▸ Extracted information

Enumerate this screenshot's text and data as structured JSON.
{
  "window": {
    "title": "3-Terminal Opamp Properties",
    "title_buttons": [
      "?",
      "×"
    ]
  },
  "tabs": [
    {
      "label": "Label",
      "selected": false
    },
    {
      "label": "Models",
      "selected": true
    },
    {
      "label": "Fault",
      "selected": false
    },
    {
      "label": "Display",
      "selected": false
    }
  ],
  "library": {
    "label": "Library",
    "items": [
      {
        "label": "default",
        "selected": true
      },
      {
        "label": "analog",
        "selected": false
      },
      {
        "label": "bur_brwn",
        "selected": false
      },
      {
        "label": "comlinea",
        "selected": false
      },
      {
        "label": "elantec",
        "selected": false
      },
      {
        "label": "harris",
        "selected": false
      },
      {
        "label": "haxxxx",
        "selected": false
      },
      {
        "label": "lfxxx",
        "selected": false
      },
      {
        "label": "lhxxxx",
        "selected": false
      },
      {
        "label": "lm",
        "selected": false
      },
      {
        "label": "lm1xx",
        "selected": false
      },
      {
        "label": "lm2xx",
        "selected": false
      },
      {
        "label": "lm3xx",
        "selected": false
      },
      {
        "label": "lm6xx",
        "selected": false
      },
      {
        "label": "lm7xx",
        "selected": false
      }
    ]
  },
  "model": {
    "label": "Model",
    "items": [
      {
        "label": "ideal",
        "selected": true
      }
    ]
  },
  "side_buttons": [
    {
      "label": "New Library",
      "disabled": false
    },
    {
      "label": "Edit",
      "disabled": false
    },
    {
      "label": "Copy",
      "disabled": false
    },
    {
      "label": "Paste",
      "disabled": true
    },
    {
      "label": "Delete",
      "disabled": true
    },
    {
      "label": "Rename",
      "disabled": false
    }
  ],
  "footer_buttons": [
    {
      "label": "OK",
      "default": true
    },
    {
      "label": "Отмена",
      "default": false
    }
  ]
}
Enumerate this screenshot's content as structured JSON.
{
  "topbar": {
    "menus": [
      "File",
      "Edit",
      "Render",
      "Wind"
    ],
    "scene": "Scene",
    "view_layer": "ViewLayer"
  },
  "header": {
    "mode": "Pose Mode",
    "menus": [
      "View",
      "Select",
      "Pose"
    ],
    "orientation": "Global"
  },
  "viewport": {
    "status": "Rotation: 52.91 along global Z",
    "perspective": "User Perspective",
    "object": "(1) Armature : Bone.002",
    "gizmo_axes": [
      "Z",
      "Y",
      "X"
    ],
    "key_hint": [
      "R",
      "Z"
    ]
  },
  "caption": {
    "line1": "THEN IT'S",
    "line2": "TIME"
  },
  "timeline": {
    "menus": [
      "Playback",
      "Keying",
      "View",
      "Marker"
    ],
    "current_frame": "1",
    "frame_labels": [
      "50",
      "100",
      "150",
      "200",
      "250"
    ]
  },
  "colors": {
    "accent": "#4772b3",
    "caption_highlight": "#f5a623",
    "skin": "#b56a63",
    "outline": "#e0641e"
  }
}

▸ Problem
Show the lines where the word "Enumerate" appears in the entries.

▸ Solution below
Enumerate this screenshot's text and data as structured JSON.
Enumerate this screenshot's content as structured JSON.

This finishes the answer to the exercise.